**Set task**
Each line that includes the word "structured" counts once; give the total and nothing more.

**Entries with figure data**
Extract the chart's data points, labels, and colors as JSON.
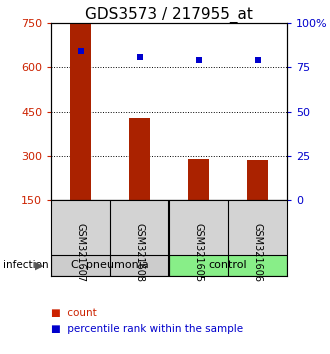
{
  "title": "GDS3573 / 217955_at",
  "samples": [
    "GSM321607",
    "GSM321608",
    "GSM321605",
    "GSM321606"
  ],
  "counts": [
    750,
    430,
    290,
    285
  ],
  "percentiles": [
    84,
    81,
    79,
    79
  ],
  "count_baseline": 150,
  "ylim_left": [
    150,
    750
  ],
  "ylim_right": [
    0,
    100
  ],
  "yticks_left": [
    150,
    300,
    450,
    600,
    750
  ],
  "yticks_right": [
    0,
    25,
    50,
    75,
    100
  ],
  "ytick_labels_right": [
    "0",
    "25",
    "50",
    "75",
    "100%"
  ],
  "bar_color": "#aa2200",
  "dot_color": "#0000cc",
  "group_labels": [
    "C. pneumonia",
    "control"
  ],
  "group_colors_hex": [
    "#cccccc",
    "#88ee88"
  ],
  "infection_label": "infection",
  "legend_items": [
    "count",
    "percentile rank within the sample"
  ],
  "legend_colors": [
    "#cc2200",
    "#0000cc"
  ],
  "title_fontsize": 11,
  "tick_fontsize": 8,
  "sample_fontsize": 7,
  "group_fontsize": 8,
  "legend_fontsize": 7.5
}
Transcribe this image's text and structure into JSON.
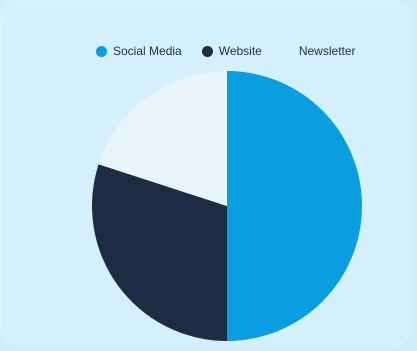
{
  "chart_data": {
    "type": "pie",
    "title": "",
    "slices": [
      {
        "label": "Social Media",
        "value": 50,
        "color": "#0a9ddf"
      },
      {
        "label": "Website",
        "value": 30,
        "color": "#1f2b45"
      },
      {
        "label": "Newsletter",
        "value": 20,
        "color": "#e9f4fa"
      }
    ],
    "legend_position": "top"
  },
  "legend": {
    "items": [
      {
        "label": "Social Media",
        "color": "#0a9ddf"
      },
      {
        "label": "Website",
        "color": "#1f2b45"
      },
      {
        "label": "Newsletter",
        "color": "#e9f4fa"
      }
    ]
  }
}
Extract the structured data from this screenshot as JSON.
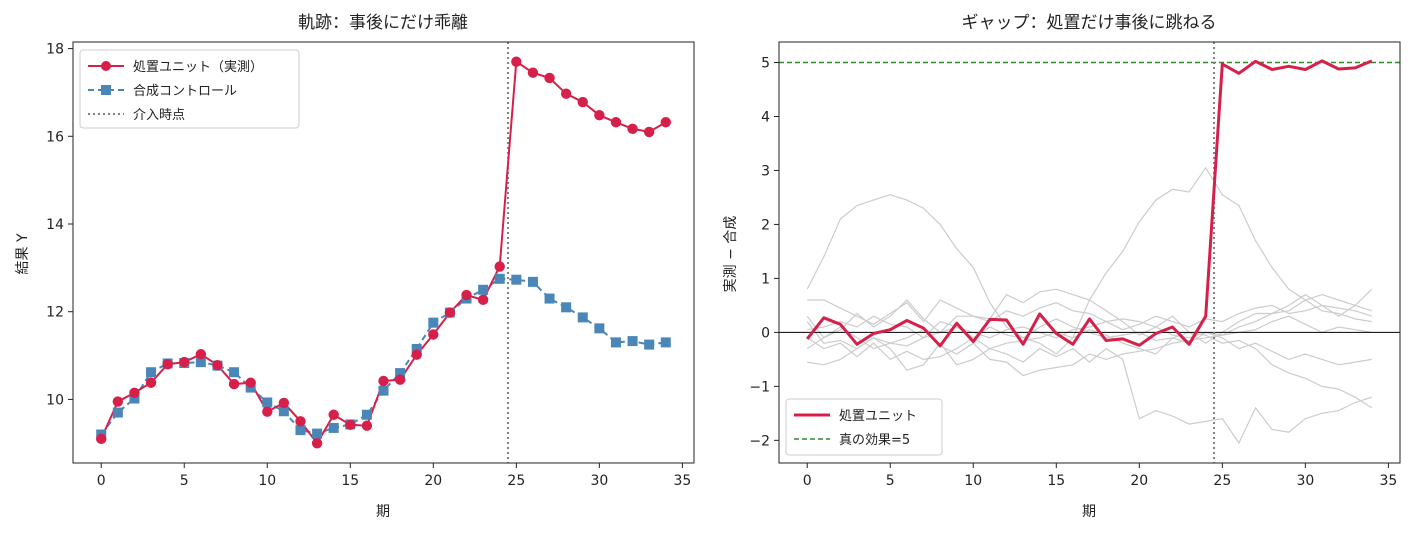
{
  "chart_data": [
    {
      "type": "line",
      "title": "軌跡：事後にだけ乖離",
      "xlabel": "期",
      "ylabel": "結果 Y",
      "xlim": [
        -1.7,
        35.7
      ],
      "ylim": [
        8.55,
        18.15
      ],
      "xticks": [
        0,
        5,
        10,
        15,
        20,
        25,
        30,
        35
      ],
      "yticks": [
        10,
        12,
        14,
        16,
        18
      ],
      "grid": false,
      "legend_position": "top-left",
      "intervention_x": 24.5,
      "intervention_label": "介入時点",
      "x": [
        0,
        1,
        2,
        3,
        4,
        5,
        6,
        7,
        8,
        9,
        10,
        11,
        12,
        13,
        14,
        15,
        16,
        17,
        18,
        19,
        20,
        21,
        22,
        23,
        24,
        25,
        26,
        27,
        28,
        29,
        30,
        31,
        32,
        33,
        34
      ],
      "series": [
        {
          "name": "処置ユニット（実測）",
          "color": "#d6204a",
          "marker": "circle",
          "style": "solid",
          "values": [
            9.1,
            9.95,
            10.15,
            10.38,
            10.8,
            10.85,
            11.03,
            10.78,
            10.35,
            10.38,
            9.72,
            9.92,
            9.5,
            9.0,
            9.65,
            9.42,
            9.4,
            10.42,
            10.45,
            11.02,
            11.48,
            11.98,
            12.38,
            12.27,
            13.03,
            17.7,
            17.45,
            17.33,
            16.97,
            16.78,
            16.48,
            16.32,
            16.17,
            16.1,
            16.32
          ]
        },
        {
          "name": "合成コントロール",
          "color": "#4a86b8",
          "marker": "square",
          "style": "dashed",
          "values": [
            9.2,
            9.7,
            10.02,
            10.62,
            10.82,
            10.83,
            10.85,
            10.77,
            10.62,
            10.27,
            9.93,
            9.73,
            9.3,
            9.22,
            9.35,
            9.43,
            9.65,
            10.2,
            10.6,
            11.15,
            11.75,
            11.98,
            12.3,
            12.5,
            12.75,
            12.73,
            12.68,
            12.3,
            12.1,
            11.87,
            11.62,
            11.3,
            11.33,
            11.25,
            11.3
          ]
        }
      ]
    },
    {
      "type": "line",
      "title": "ギャップ：処置だけ事後に跳ねる",
      "xlabel": "期",
      "ylabel": "実測 − 合成",
      "xlim": [
        -1.7,
        35.7
      ],
      "ylim": [
        -2.42,
        5.38
      ],
      "xticks": [
        0,
        5,
        10,
        15,
        20,
        25,
        30,
        35
      ],
      "yticks": [
        -2,
        -1,
        0,
        1,
        2,
        3,
        4,
        5
      ],
      "grid": false,
      "legend_position": "bottom-left",
      "intervention_x": 24.5,
      "true_effect": 5,
      "true_effect_label": "真の効果=5",
      "x": [
        0,
        1,
        2,
        3,
        4,
        5,
        6,
        7,
        8,
        9,
        10,
        11,
        12,
        13,
        14,
        15,
        16,
        17,
        18,
        19,
        20,
        21,
        22,
        23,
        24,
        25,
        26,
        27,
        28,
        29,
        30,
        31,
        32,
        33,
        34
      ],
      "treated": {
        "name": "処置ユニット",
        "color": "#d6204a",
        "values": [
          -0.12,
          0.27,
          0.15,
          -0.22,
          -0.02,
          0.05,
          0.22,
          0.08,
          -0.25,
          0.17,
          -0.17,
          0.24,
          0.23,
          -0.22,
          0.34,
          -0.02,
          -0.22,
          0.25,
          -0.15,
          -0.12,
          -0.24,
          -0.02,
          0.1,
          -0.22,
          0.3,
          4.97,
          4.8,
          5.02,
          4.87,
          4.93,
          4.87,
          5.03,
          4.88,
          4.9,
          5.03
        ]
      },
      "placebo_color": "#cccccc",
      "placebos": [
        [
          0.8,
          1.4,
          2.1,
          2.35,
          2.45,
          2.55,
          2.45,
          2.3,
          2.0,
          1.55,
          1.2,
          0.55,
          0.1,
          -0.1,
          -0.2,
          -0.4,
          -0.1,
          0.6,
          1.1,
          1.5,
          2.05,
          2.45,
          2.65,
          2.6,
          3.05,
          2.55,
          2.35,
          1.7,
          1.2,
          0.8,
          0.6,
          0.4,
          0.35,
          0.25,
          0.2
        ],
        [
          0.6,
          0.6,
          0.45,
          0.3,
          0.15,
          0.35,
          0.55,
          0.2,
          0.6,
          0.45,
          0.3,
          0.2,
          0.4,
          0.3,
          0.45,
          0.55,
          0.4,
          0.35,
          0.2,
          0.05,
          0.15,
          0.3,
          0.2,
          0.1,
          0.25,
          0.2,
          0.35,
          0.45,
          0.5,
          0.35,
          0.4,
          0.5,
          0.45,
          0.4,
          0.3
        ],
        [
          0.3,
          -0.1,
          0.05,
          0.35,
          0.1,
          0.3,
          0.6,
          0.25,
          0.0,
          0.3,
          0.3,
          0.25,
          0.7,
          0.55,
          0.75,
          0.8,
          0.7,
          0.6,
          0.4,
          0.2,
          -0.05,
          0.1,
          0.3,
          0.0,
          -0.2,
          0.0,
          0.2,
          0.35,
          0.35,
          0.4,
          0.6,
          0.7,
          0.6,
          0.5,
          0.4
        ],
        [
          -0.3,
          -0.1,
          0.1,
          -0.1,
          -0.3,
          -0.2,
          -0.1,
          0.05,
          -0.25,
          -0.4,
          -0.2,
          -0.5,
          -0.55,
          -0.8,
          -0.7,
          -0.65,
          -0.6,
          -0.4,
          -0.5,
          -0.4,
          -0.35,
          -0.3,
          -0.2,
          -0.15,
          -0.1,
          -0.05,
          0.1,
          0.2,
          0.35,
          0.5,
          0.7,
          0.5,
          0.3,
          0.5,
          0.8
        ],
        [
          0.2,
          -0.2,
          -0.15,
          -0.3,
          -0.1,
          -0.2,
          -0.25,
          -0.1,
          0.0,
          0.1,
          0.0,
          -0.1,
          0.05,
          0.1,
          0.0,
          -0.1,
          0.05,
          0.1,
          0.2,
          0.25,
          0.2,
          0.1,
          -0.05,
          -0.1,
          0.0,
          -0.05,
          0.0,
          0.05,
          0.2,
          0.3,
          0.15,
          0.0,
          0.1,
          0.05,
          0.0
        ],
        [
          -0.1,
          -0.3,
          -0.2,
          -0.45,
          -0.2,
          -0.5,
          -0.35,
          -0.5,
          -0.45,
          -0.3,
          -0.1,
          -0.3,
          -0.2,
          -0.15,
          -0.1,
          0.0,
          -0.1,
          0.05,
          -0.05,
          -0.2,
          -0.3,
          -0.4,
          -0.1,
          -0.2,
          0.0,
          -0.1,
          -0.3,
          -0.2,
          -0.35,
          -0.5,
          -0.4,
          -0.5,
          -0.6,
          -0.55,
          -0.5
        ],
        [
          -0.55,
          -0.6,
          -0.5,
          -0.3,
          -0.1,
          -0.3,
          -0.7,
          -0.6,
          -0.2,
          -0.6,
          -0.5,
          -0.3,
          -0.4,
          -0.55,
          -0.3,
          -0.45,
          -0.3,
          -0.55,
          -0.3,
          -0.5,
          -1.6,
          -1.45,
          -1.55,
          -1.7,
          -1.65,
          -1.6,
          -2.05,
          -1.4,
          -1.8,
          -1.85,
          -1.6,
          -1.5,
          -1.45,
          -1.3,
          -1.2
        ],
        [
          0.05,
          0.1,
          0.2,
          0.1,
          0.3,
          0.15,
          0.1,
          -0.1,
          0.2,
          0.1,
          -0.1,
          0.1,
          -0.05,
          -0.1,
          0.1,
          0.25,
          0.1,
          0.0,
          -0.1,
          -0.05,
          0.0,
          -0.15,
          -0.1,
          0.0,
          -0.05,
          -0.2,
          -0.15,
          -0.3,
          -0.6,
          -0.75,
          -0.85,
          -1.0,
          -1.05,
          -1.2,
          -1.4
        ]
      ]
    }
  ]
}
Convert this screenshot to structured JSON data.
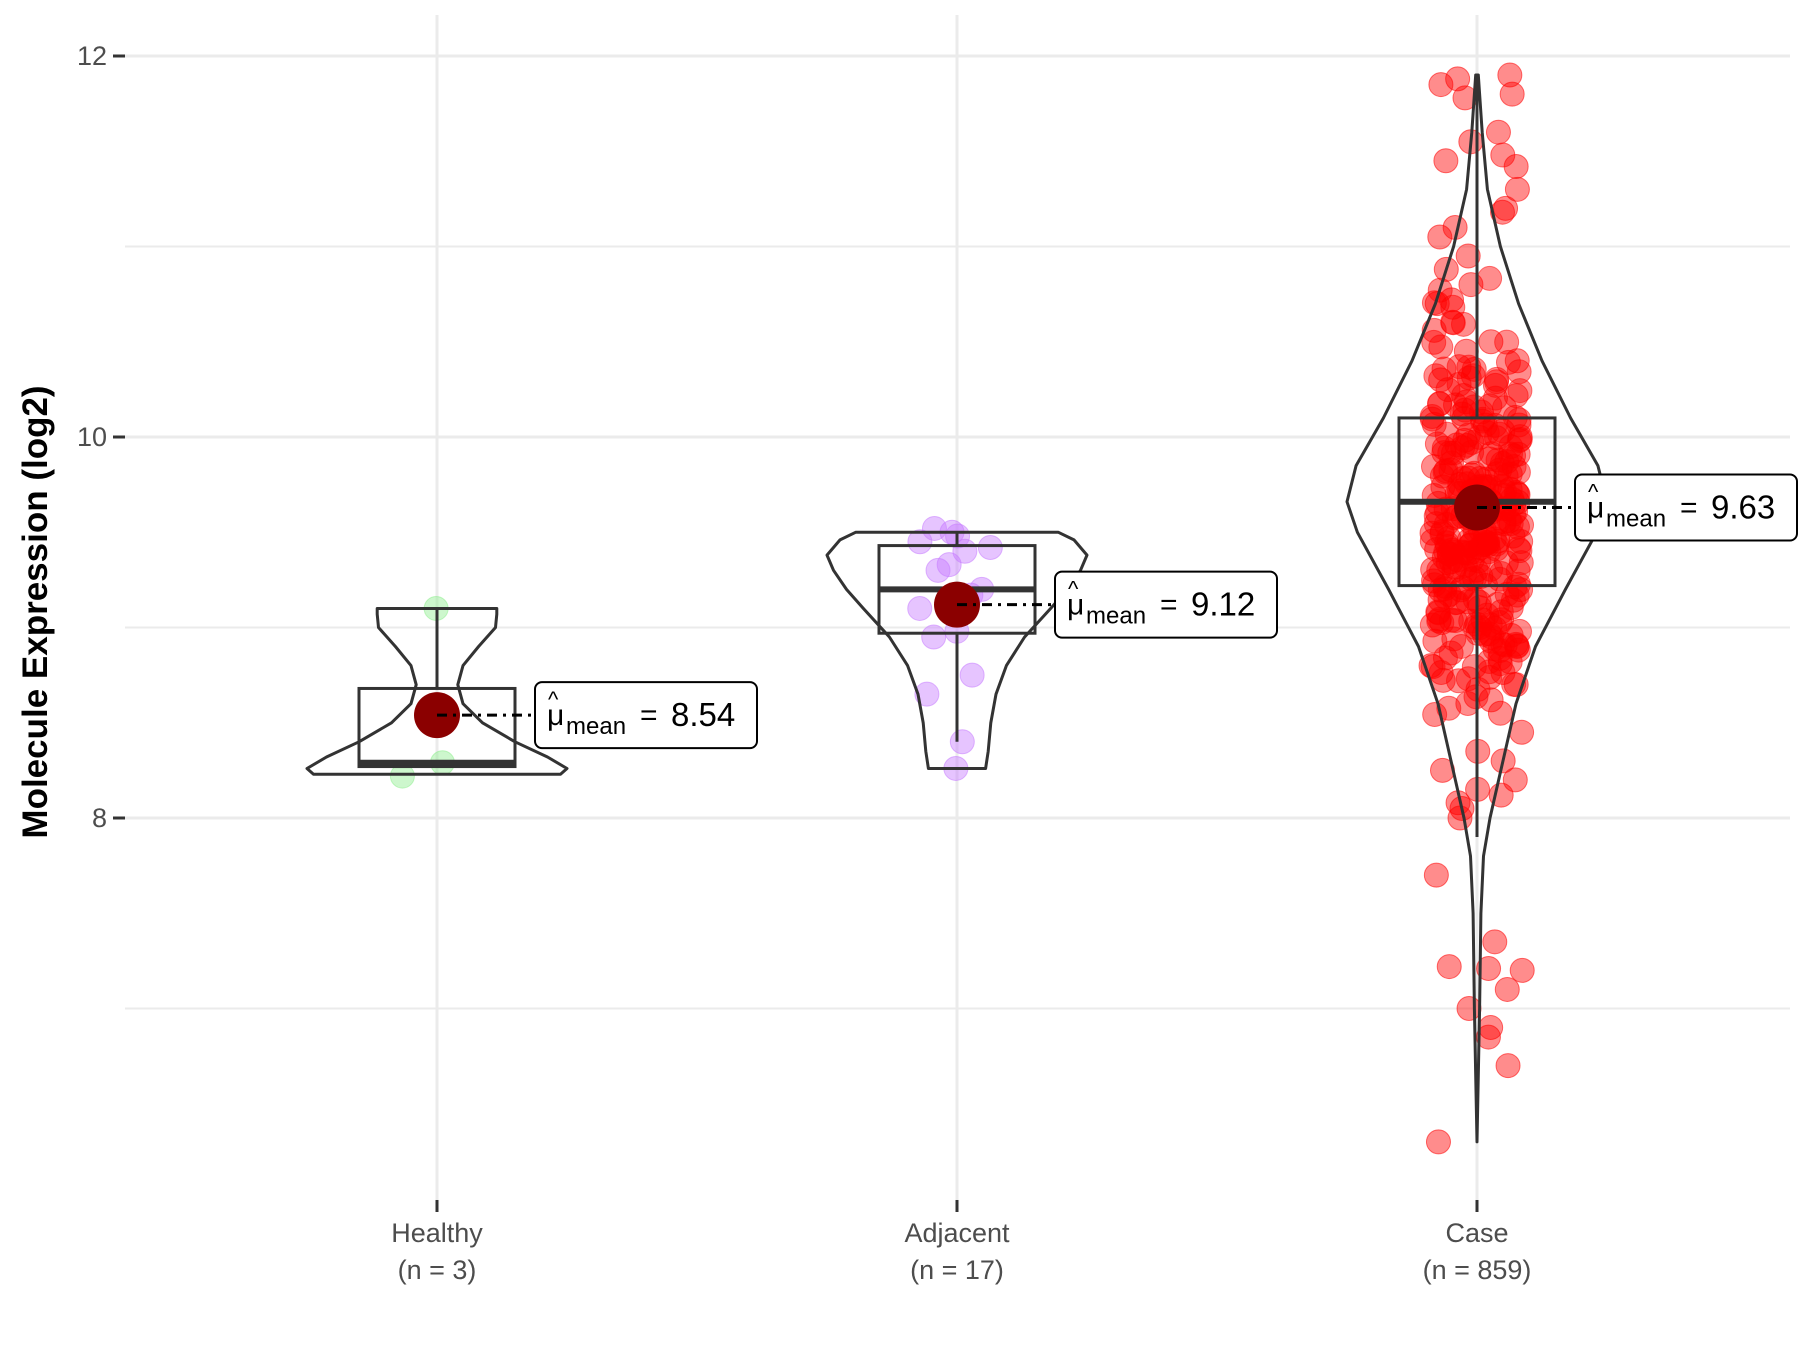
{
  "chart_data": {
    "type": "violin",
    "title": "",
    "xlabel": "",
    "ylabel": "Molecule Expression (log2)",
    "ylim": [
      6.0,
      12.2
    ],
    "y_ticks": [
      8,
      10,
      12
    ],
    "y_minor_ticks": [
      7,
      9,
      11
    ],
    "grid": true,
    "legend": "none",
    "groups": [
      {
        "name": "Healthy",
        "n_label": "(n = 3)",
        "color": "#90ee90",
        "mean": 8.54,
        "mean_label": "8.54",
        "box": {
          "q1": 8.27,
          "median": 8.29,
          "q3": 8.68,
          "whisker_low": 8.27,
          "whisker_high": 9.1
        },
        "violin": {
          "min": 8.23,
          "max": 9.1,
          "profile": [
            [
              8.23,
              0.95
            ],
            [
              8.26,
              1.0
            ],
            [
              8.32,
              0.85
            ],
            [
              8.4,
              0.6
            ],
            [
              8.5,
              0.35
            ],
            [
              8.6,
              0.2
            ],
            [
              8.7,
              0.16
            ],
            [
              8.8,
              0.2
            ],
            [
              8.9,
              0.32
            ],
            [
              9.0,
              0.45
            ],
            [
              9.07,
              0.46
            ],
            [
              9.1,
              0.46
            ]
          ]
        },
        "points": [
          9.1,
          8.29,
          8.22
        ]
      },
      {
        "name": "Adjacent",
        "n_label": "(n = 17)",
        "color": "#c77cff",
        "mean": 9.12,
        "mean_label": "9.12",
        "box": {
          "q1": 8.97,
          "median": 9.2,
          "q3": 9.43,
          "whisker_low": 8.4,
          "whisker_high": 9.5
        },
        "violin": {
          "min": 8.26,
          "max": 9.5,
          "profile": [
            [
              8.26,
              0.22
            ],
            [
              8.35,
              0.24
            ],
            [
              8.5,
              0.26
            ],
            [
              8.65,
              0.3
            ],
            [
              8.8,
              0.38
            ],
            [
              8.95,
              0.52
            ],
            [
              9.1,
              0.72
            ],
            [
              9.2,
              0.85
            ],
            [
              9.3,
              0.95
            ],
            [
              9.38,
              1.0
            ],
            [
              9.46,
              0.9
            ],
            [
              9.5,
              0.78
            ]
          ]
        },
        "points": [
          9.52,
          9.5,
          9.48,
          9.45,
          9.42,
          9.4,
          9.33,
          9.3,
          9.2,
          9.17,
          9.1,
          8.98,
          8.95,
          8.75,
          8.65,
          8.4,
          8.26
        ]
      },
      {
        "name": "Case",
        "n_label": "(n = 859)",
        "color": "#ff0000",
        "mean": 9.63,
        "mean_label": "9.63",
        "box": {
          "q1": 9.22,
          "median": 9.66,
          "q3": 10.1,
          "whisker_low": 7.9,
          "whisker_high": 11.9
        },
        "violin": {
          "min": 6.3,
          "max": 11.9,
          "profile": [
            [
              6.3,
              0.0
            ],
            [
              7.0,
              0.02
            ],
            [
              7.5,
              0.03
            ],
            [
              7.8,
              0.05
            ],
            [
              8.0,
              0.1
            ],
            [
              8.3,
              0.2
            ],
            [
              8.6,
              0.3
            ],
            [
              8.9,
              0.45
            ],
            [
              9.2,
              0.68
            ],
            [
              9.5,
              0.92
            ],
            [
              9.66,
              1.0
            ],
            [
              9.85,
              0.93
            ],
            [
              10.1,
              0.72
            ],
            [
              10.4,
              0.5
            ],
            [
              10.7,
              0.32
            ],
            [
              11.0,
              0.18
            ],
            [
              11.3,
              0.08
            ],
            [
              11.6,
              0.04
            ],
            [
              11.9,
              0.01
            ]
          ]
        },
        "points_total": 859,
        "points": [
          11.9,
          11.88,
          11.85,
          11.8,
          11.78,
          11.6,
          11.55,
          11.48,
          11.45,
          11.42,
          11.3,
          11.2,
          11.18,
          11.1,
          11.05,
          10.95,
          10.88,
          10.8,
          10.72,
          10.7,
          10.6,
          10.5,
          10.45,
          10.4,
          10.3,
          9.0,
          8.9,
          8.8,
          8.7,
          8.62,
          8.55,
          8.45,
          8.35,
          8.3,
          8.25,
          8.2,
          8.15,
          8.12,
          8.08,
          8.05,
          8.0,
          7.7,
          7.35,
          7.22,
          7.21,
          7.2,
          7.1,
          7.0,
          6.9,
          6.85,
          6.7,
          6.3
        ]
      }
    ]
  }
}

**Expected output**
2